## BEGIN Information supplied

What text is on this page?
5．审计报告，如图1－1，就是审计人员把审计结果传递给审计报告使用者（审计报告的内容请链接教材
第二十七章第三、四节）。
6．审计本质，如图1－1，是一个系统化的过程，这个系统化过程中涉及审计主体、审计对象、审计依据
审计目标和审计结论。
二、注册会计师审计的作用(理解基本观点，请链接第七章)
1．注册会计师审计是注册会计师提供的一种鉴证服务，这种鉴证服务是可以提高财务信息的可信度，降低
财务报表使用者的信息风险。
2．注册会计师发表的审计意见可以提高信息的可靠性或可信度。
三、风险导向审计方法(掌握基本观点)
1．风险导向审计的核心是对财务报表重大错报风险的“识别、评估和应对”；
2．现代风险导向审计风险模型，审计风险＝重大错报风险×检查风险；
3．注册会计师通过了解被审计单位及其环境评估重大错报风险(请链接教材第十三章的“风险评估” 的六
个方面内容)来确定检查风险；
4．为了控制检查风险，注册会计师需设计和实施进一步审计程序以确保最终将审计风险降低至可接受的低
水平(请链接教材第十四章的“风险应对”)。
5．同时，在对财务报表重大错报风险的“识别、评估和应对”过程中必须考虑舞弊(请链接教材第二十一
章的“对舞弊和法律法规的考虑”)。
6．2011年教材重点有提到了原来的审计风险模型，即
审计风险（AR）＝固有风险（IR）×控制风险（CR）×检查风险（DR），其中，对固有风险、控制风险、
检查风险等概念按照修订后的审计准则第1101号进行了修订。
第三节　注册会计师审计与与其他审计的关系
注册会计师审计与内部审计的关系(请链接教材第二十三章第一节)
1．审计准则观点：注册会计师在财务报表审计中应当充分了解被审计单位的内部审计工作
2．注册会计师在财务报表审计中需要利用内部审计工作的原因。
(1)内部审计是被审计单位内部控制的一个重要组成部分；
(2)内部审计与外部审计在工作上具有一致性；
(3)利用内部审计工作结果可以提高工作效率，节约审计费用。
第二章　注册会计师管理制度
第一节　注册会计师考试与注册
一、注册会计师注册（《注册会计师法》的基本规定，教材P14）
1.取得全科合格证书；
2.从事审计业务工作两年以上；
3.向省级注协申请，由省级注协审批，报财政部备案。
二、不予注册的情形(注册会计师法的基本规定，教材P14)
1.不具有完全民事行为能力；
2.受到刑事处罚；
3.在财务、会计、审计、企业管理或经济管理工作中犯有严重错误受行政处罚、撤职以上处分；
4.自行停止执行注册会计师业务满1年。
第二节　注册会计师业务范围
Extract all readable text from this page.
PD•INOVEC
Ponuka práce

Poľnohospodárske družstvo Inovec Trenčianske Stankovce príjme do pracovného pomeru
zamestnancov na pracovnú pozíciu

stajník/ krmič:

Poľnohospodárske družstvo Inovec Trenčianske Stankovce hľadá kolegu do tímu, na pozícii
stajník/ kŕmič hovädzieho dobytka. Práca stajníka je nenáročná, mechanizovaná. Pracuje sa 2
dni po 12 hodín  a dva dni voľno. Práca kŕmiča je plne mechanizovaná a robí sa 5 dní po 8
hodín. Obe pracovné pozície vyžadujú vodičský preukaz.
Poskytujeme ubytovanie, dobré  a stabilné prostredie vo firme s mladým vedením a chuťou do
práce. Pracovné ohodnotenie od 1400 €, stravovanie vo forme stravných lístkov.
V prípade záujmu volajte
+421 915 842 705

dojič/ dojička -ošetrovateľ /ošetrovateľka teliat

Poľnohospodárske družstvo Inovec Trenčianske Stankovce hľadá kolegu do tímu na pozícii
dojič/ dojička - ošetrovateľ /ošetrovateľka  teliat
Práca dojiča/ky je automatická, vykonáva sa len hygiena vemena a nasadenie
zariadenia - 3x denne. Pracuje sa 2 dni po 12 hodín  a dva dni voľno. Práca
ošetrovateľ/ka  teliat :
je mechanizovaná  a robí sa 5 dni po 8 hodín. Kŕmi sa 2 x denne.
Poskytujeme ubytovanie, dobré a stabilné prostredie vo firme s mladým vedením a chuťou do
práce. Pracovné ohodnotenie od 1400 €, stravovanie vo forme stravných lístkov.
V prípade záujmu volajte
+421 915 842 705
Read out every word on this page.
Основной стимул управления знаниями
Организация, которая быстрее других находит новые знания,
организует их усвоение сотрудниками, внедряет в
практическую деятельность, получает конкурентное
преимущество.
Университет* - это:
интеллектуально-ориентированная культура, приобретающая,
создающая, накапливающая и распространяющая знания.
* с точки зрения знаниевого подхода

## END Information supplied

Short task: Return each line of the listing that holds the string "kolegu".

Finished task:
Poľnohospodárske družstvo Inovec Trenčianske Stankovce hľadá kolegu do tímu, na pozícii
Poľnohospodárske družstvo Inovec Trenčianske Stankovce hľadá kolegu do tímu na pozícii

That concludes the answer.